• _Set task_
Report how many lines in the listing below include the word "Režimy". Write nothing besides the number.

• _Input_
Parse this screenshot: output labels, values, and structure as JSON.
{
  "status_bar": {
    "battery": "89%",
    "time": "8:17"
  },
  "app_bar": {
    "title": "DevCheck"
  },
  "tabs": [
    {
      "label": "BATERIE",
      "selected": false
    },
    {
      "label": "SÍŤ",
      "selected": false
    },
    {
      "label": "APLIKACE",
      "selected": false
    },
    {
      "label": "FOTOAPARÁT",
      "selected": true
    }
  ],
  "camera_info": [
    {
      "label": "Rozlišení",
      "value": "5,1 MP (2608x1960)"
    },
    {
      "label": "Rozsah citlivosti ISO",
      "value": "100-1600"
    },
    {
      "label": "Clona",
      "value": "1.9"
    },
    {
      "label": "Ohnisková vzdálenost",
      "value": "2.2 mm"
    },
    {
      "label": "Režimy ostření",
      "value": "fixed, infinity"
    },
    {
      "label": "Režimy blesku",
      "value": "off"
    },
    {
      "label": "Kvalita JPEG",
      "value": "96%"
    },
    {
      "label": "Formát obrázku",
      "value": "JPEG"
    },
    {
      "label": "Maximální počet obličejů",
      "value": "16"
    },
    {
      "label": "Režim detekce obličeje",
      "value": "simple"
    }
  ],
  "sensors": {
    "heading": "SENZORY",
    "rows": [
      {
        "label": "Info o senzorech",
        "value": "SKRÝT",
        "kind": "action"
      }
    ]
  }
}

• _Answer to this exercise_
2